→ **Task to complete**:
Please count the lines in the listing below where the word "inter" appears. Give the number only.

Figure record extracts
++++++++++
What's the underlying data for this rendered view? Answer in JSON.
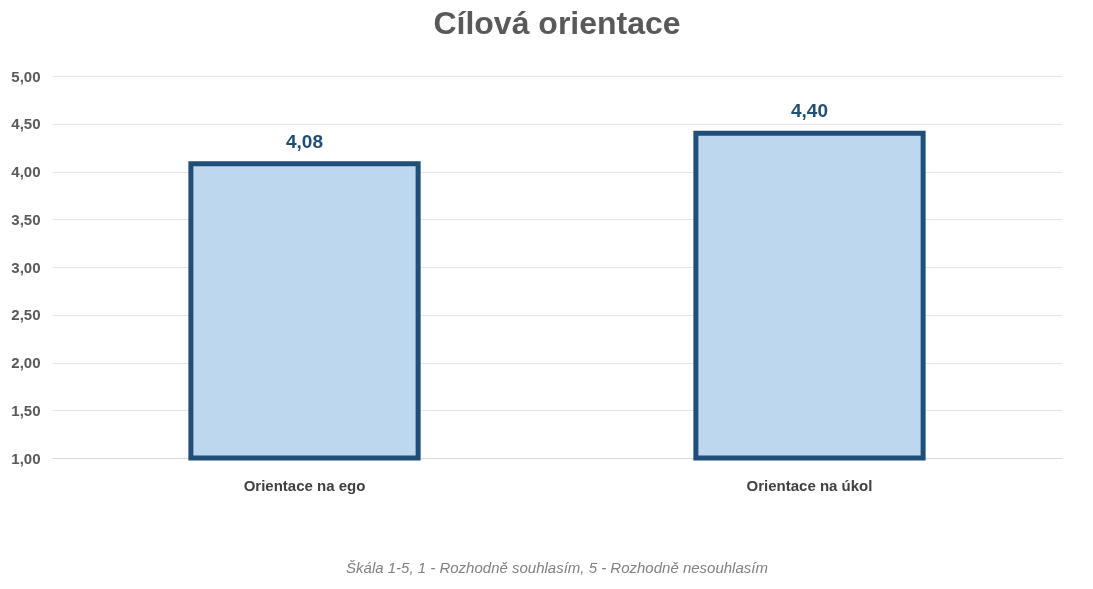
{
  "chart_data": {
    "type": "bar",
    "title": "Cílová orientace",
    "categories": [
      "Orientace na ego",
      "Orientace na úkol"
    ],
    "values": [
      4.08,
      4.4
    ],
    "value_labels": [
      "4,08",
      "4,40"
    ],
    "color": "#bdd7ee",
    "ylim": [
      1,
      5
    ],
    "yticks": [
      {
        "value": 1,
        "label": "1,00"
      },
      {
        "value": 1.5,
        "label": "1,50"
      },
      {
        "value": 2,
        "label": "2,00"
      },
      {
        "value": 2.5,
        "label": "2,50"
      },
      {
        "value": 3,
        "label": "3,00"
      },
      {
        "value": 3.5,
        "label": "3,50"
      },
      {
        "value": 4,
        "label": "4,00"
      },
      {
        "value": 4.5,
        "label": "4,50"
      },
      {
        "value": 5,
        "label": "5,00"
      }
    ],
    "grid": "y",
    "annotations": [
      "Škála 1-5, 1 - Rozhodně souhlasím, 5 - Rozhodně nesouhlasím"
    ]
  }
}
++++++++++
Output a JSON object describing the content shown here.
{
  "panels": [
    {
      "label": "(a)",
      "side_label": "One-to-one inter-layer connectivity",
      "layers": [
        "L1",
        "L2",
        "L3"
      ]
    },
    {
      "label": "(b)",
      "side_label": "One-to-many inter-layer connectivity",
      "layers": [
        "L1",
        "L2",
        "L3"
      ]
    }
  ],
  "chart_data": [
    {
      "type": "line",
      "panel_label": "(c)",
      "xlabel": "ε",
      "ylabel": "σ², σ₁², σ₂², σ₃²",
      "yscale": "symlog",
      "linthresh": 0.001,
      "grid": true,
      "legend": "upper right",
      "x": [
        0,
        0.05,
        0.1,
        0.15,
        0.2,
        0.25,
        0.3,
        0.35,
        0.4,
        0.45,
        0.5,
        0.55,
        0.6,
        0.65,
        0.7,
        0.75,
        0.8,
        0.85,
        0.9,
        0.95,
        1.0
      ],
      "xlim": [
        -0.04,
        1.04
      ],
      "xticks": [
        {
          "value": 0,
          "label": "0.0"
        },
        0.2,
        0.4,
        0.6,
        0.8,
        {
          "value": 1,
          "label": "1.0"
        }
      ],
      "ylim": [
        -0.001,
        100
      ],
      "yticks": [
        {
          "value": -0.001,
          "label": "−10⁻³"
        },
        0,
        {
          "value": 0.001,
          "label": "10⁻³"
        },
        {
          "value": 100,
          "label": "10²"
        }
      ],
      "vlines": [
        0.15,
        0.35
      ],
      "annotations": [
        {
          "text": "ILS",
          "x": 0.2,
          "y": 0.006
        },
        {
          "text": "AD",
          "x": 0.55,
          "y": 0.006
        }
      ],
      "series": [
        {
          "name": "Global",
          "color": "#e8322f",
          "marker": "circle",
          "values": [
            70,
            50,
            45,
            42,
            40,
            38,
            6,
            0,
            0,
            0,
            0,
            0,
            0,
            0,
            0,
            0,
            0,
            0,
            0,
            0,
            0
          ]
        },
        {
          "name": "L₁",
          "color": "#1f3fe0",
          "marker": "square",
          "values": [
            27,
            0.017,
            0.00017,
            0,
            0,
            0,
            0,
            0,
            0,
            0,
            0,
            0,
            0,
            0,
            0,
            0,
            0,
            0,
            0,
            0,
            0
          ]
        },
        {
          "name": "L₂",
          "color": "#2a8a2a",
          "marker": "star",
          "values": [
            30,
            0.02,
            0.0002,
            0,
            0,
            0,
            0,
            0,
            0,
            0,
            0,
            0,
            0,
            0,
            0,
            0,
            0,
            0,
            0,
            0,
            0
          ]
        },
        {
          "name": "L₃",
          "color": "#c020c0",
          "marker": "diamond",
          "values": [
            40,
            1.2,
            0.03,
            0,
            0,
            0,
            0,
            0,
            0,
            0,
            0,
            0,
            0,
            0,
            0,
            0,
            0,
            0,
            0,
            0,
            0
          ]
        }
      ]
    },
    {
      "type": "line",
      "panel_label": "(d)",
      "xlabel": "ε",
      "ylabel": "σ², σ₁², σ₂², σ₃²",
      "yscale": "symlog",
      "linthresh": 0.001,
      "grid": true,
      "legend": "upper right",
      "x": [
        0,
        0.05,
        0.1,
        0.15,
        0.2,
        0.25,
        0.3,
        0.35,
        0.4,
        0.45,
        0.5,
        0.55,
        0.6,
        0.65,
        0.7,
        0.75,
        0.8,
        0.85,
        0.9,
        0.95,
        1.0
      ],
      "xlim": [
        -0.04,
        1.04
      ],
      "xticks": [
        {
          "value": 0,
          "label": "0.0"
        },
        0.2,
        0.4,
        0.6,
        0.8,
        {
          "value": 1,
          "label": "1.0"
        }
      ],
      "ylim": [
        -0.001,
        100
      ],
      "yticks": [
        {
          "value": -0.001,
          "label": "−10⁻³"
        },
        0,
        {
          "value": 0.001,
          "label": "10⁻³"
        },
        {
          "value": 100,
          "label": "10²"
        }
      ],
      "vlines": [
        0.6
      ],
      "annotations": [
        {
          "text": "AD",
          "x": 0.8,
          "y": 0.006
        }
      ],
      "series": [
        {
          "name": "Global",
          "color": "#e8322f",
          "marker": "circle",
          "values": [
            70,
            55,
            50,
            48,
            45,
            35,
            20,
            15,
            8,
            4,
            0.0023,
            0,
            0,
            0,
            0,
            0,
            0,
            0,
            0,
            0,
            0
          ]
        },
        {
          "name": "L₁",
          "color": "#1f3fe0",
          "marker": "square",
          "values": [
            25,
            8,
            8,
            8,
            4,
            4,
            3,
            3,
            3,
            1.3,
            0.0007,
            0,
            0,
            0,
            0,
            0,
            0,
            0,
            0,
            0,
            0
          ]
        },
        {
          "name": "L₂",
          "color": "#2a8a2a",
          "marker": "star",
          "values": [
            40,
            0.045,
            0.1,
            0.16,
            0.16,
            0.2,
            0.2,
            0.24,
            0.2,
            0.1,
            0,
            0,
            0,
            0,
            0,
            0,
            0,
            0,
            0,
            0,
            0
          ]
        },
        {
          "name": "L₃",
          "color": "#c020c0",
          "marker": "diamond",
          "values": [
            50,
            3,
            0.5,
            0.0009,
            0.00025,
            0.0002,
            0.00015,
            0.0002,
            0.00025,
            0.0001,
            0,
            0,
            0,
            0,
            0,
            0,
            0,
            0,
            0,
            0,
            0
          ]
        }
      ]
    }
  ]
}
++++++++++
→ **Written solution**:
2